[Data items]

====

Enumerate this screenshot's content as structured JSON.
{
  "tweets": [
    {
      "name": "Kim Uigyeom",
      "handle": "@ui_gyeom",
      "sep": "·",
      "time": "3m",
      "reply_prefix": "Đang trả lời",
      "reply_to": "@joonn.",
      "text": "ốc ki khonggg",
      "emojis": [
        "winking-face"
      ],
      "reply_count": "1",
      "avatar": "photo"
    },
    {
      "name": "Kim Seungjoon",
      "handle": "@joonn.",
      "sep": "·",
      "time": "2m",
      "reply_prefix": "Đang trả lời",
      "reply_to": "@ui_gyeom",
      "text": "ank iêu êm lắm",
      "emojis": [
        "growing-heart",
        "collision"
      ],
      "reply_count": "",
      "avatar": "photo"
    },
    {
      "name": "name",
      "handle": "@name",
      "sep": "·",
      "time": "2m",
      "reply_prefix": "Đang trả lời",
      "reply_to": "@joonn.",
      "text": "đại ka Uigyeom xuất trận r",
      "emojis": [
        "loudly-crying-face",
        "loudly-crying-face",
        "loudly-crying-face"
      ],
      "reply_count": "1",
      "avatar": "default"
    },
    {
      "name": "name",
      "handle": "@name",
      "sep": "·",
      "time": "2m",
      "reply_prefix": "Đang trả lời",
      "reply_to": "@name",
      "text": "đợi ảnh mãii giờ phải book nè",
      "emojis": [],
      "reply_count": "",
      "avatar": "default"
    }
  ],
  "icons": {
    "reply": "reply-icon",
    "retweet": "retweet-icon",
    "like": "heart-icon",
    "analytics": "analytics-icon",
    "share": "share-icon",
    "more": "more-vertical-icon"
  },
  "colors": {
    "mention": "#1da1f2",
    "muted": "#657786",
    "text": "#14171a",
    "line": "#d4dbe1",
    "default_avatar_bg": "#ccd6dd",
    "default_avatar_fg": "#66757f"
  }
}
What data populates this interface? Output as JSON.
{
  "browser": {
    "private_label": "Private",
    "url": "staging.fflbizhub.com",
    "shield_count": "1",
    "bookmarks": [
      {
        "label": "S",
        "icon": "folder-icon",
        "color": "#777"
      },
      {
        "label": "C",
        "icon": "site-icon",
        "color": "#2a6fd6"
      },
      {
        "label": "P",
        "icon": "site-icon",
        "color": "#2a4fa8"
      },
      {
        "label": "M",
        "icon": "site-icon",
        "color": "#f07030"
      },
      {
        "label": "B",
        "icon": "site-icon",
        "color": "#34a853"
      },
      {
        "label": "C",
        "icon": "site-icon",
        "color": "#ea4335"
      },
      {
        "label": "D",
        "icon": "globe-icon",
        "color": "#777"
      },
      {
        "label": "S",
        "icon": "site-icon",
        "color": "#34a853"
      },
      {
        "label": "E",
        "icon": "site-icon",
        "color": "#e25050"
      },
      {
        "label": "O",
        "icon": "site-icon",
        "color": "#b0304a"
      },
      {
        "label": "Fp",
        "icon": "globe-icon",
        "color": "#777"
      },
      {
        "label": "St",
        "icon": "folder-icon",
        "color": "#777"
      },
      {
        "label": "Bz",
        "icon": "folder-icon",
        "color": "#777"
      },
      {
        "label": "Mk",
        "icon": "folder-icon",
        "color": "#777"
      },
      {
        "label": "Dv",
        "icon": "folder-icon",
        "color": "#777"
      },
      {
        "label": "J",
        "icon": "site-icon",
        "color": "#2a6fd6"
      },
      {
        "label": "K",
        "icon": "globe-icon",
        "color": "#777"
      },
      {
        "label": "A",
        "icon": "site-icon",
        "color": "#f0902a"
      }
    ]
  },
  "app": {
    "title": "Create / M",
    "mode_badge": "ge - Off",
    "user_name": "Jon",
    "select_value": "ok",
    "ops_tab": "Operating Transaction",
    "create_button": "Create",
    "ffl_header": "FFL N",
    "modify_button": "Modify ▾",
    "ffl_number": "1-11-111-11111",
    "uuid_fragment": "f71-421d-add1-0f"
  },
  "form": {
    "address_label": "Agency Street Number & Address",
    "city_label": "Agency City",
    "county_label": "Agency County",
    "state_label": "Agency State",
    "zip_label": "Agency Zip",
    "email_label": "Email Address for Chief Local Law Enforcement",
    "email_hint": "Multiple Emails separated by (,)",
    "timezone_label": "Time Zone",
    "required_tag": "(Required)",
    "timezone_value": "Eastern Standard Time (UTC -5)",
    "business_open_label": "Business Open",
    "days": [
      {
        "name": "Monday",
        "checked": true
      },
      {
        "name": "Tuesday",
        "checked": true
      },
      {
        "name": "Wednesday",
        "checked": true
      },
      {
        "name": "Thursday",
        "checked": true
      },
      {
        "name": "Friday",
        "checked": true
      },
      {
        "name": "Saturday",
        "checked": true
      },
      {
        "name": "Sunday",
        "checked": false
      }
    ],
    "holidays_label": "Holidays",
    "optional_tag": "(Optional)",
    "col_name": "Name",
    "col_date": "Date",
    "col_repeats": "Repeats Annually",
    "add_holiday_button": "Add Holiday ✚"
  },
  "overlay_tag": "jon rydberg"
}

====

_YOUR OBJECTIVE_. Repeat all the entries word for word.

_COMPLETE ANSWER_.
Enumerate this screenshot's content as structured JSON.
{
  "tweets": [
    {
      "name": "Kim Uigyeom",
      "handle": "@ui_gyeom",
      "sep": "·",
      "time": "3m",
      "reply_prefix": "Đang trả lời",
      "reply_to": "@joonn.",
      "text": "ốc ki khonggg",
      "emojis": [
        "winking-face"
      ],
      "reply_count": "1",
      "avatar": "photo"
    },
    {
      "name": "Kim Seungjoon",
      "handle": "@joonn.",
      "sep": "·",
      "time": "2m",
      "reply_prefix": "Đang trả lời",
      "reply_to": "@ui_gyeom",
      "text": "ank iêu êm lắm",
      "emojis": [
        "growing-heart",
        "collision"
      ],
      "reply_count": "",
      "avatar": "photo"
    },
    {
      "name": "name",
      "handle": "@name",
      "sep": "·",
      "time": "2m",
      "reply_prefix": "Đang trả lời",
      "reply_to": "@joonn.",
      "text": "đại ka Uigyeom xuất trận r",
      "emojis": [
        "loudly-crying-face",
        "loudly-crying-face",
        "loudly-crying-face"
      ],
      "reply_count": "1",
      "avatar": "default"
    },
    {
      "name": "name",
      "handle": "@name",
      "sep": "·",
      "time": "2m",
      "reply_prefix": "Đang trả lời",
      "reply_to": "@name",
      "text": "đợi ảnh mãii giờ phải book nè",
      "emojis": [],
      "reply_count": "",
      "avatar": "default"
    }
  ],
  "icons": {
    "reply": "reply-icon",
    "retweet": "retweet-icon",
    "like": "heart-icon",
    "analytics": "analytics-icon",
    "share": "share-icon",
    "more": "more-vertical-icon"
  },
  "colors": {
    "mention": "#1da1f2",
    "muted": "#657786",
    "text": "#14171a",
    "line": "#d4dbe1",
    "default_avatar_bg": "#ccd6dd",
    "default_avatar_fg": "#66757f"
  }
}
What data populates this interface? Output as JSON.
{
  "browser": {
    "private_label": "Private",
    "url": "staging.fflbizhub.com",
    "shield_count": "1",
    "bookmarks": [
      {
        "label": "S",
        "icon": "folder-icon",
        "color": "#777"
      },
      {
        "label": "C",
        "icon": "site-icon",
        "color": "#2a6fd6"
      },
      {
        "label": "P",
        "icon": "site-icon",
        "color": "#2a4fa8"
      },
      {
        "label": "M",
        "icon": "site-icon",
        "color": "#f07030"
      },
      {
        "label": "B",
        "icon": "site-icon",
        "color": "#34a853"
      },
      {
        "label": "C",
        "icon": "site-icon",
        "color": "#ea4335"
      },
      {
        "label": "D",
        "icon": "globe-icon",
        "color": "#777"
      },
      {
        "label": "S",
        "icon": "site-icon",
        "color": "#34a853"
      },
      {
        "label": "E",
        "icon": "site-icon",
        "color": "#e25050"
      },
      {
        "label": "O",
        "icon": "site-icon",
        "color": "#b0304a"
      },
      {
        "label": "Fp",
        "icon": "globe-icon",
        "color": "#777"
      },
      {
        "label": "St",
        "icon": "folder-icon",
        "color": "#777"
      },
      {
        "label": "Bz",
        "icon": "folder-icon",
        "color": "#777"
      },
      {
        "label": "Mk",
        "icon": "folder-icon",
        "color": "#777"
      },
      {
        "label": "Dv",
        "icon": "folder-icon",
        "color": "#777"
      },
      {
        "label": "J",
        "icon": "site-icon",
        "color": "#2a6fd6"
      },
      {
        "label": "K",
        "icon": "globe-icon",
        "color": "#777"
      },
      {
        "label": "A",
        "icon": "site-icon",
        "color": "#f0902a"
      }
    ]
  },
  "app": {
    "title": "Create / M",
    "mode_badge": "ge - Off",
    "user_name": "Jon",
    "select_value": "ok",
    "ops_tab": "Operating Transaction",
    "create_button": "Create",
    "ffl_header": "FFL N",
    "modify_button": "Modify ▾",
    "ffl_number": "1-11-111-11111",
    "uuid_fragment": "f71-421d-add1-0f"
  },
  "form": {
    "address_label": "Agency Street Number & Address",
    "city_label": "Agency City",
    "county_label": "Agency County",
    "state_label": "Agency State",
    "zip_label": "Agency Zip",
    "email_label": "Email Address for Chief Local Law Enforcement",
    "email_hint": "Multiple Emails separated by (,)",
    "timezone_label": "Time Zone",
    "required_tag": "(Required)",
    "timezone_value": "Eastern Standard Time (UTC -5)",
    "business_open_label": "Business Open",
    "days": [
      {
        "name": "Monday",
        "checked": true
      },
      {
        "name": "Tuesday",
        "checked": true
      },
      {
        "name": "Wednesday",
        "checked": true
      },
      {
        "name": "Thursday",
        "checked": true
      },
      {
        "name": "Friday",
        "checked": true
      },
      {
        "name": "Saturday",
        "checked": true
      },
      {
        "name": "Sunday",
        "checked": false
      }
    ],
    "holidays_label": "Holidays",
    "optional_tag": "(Optional)",
    "col_name": "Name",
    "col_date": "Date",
    "col_repeats": "Repeats Annually",
    "add_holiday_button": "Add Holiday ✚"
  },
  "overlay_tag": "jon rydberg"
}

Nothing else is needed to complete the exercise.